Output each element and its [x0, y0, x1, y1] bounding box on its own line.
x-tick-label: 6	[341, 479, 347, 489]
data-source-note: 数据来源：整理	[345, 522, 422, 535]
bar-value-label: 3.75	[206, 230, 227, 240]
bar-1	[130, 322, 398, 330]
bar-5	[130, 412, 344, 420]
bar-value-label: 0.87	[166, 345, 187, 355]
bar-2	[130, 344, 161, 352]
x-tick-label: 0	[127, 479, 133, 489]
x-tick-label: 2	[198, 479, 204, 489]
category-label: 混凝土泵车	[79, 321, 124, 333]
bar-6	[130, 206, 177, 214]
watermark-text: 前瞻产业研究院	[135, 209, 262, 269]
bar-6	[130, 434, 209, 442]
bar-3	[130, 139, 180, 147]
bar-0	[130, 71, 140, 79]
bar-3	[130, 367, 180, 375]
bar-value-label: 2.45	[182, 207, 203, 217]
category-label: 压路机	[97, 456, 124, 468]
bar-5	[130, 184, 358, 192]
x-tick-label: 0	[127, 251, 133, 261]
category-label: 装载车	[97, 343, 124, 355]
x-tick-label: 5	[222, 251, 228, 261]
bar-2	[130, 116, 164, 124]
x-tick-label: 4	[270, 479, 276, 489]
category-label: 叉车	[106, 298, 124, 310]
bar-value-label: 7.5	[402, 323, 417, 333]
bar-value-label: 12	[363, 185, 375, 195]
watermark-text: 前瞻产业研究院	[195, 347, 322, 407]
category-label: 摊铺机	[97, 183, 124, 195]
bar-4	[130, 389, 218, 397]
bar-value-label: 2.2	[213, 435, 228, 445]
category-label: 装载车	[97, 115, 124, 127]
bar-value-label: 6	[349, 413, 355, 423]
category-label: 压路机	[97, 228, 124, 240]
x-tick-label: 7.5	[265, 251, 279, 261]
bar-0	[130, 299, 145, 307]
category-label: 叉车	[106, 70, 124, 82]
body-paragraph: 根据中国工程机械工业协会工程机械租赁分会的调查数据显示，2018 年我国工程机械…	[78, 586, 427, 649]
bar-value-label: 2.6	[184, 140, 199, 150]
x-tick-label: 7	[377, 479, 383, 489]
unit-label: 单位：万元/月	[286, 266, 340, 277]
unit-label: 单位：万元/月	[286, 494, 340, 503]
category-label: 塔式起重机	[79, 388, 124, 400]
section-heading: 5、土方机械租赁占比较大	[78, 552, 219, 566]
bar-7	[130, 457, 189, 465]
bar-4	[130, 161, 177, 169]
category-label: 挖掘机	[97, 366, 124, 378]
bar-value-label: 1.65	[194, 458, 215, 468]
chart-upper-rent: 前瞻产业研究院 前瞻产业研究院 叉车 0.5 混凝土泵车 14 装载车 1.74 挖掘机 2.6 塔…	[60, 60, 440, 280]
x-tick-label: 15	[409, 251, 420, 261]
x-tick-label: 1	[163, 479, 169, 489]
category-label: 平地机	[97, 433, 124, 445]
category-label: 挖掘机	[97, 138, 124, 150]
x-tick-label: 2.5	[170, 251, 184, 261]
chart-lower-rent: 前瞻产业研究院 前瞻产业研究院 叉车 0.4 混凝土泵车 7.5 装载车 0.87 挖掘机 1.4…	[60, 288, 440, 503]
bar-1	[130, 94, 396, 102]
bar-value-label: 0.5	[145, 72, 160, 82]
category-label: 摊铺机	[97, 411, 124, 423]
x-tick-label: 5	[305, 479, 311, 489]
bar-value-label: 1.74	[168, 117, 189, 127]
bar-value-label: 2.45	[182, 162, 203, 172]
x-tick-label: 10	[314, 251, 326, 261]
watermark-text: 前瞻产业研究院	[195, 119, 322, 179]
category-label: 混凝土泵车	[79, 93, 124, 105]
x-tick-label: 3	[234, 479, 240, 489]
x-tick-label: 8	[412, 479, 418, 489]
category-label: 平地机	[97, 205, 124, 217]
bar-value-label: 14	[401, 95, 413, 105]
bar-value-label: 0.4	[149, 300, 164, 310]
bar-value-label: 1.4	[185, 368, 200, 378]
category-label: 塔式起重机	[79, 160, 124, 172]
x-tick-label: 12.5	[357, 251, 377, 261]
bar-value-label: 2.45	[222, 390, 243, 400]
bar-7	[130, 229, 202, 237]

◇ ◇ ◇ ◇ ◇

## [Your task]
Gather each row above that contains the string "混凝土泵车" and copy it in full. Case counts when matching.

## [Solution to this task]
category-label: 混凝土泵车	[79, 321, 124, 333]
chart-upper-rent: 前瞻产业研究院 前瞻产业研究院 叉车 0.5 混凝土泵车 14 装载车 1.74 挖掘机 2.6 塔…	[60, 60, 440, 280]
chart-lower-rent: 前瞻产业研究院 前瞻产业研究院 叉车 0.4 混凝土泵车 7.5 装载车 0.87 挖掘机 1.4…	[60, 288, 440, 503]
category-label: 混凝土泵车	[79, 93, 124, 105]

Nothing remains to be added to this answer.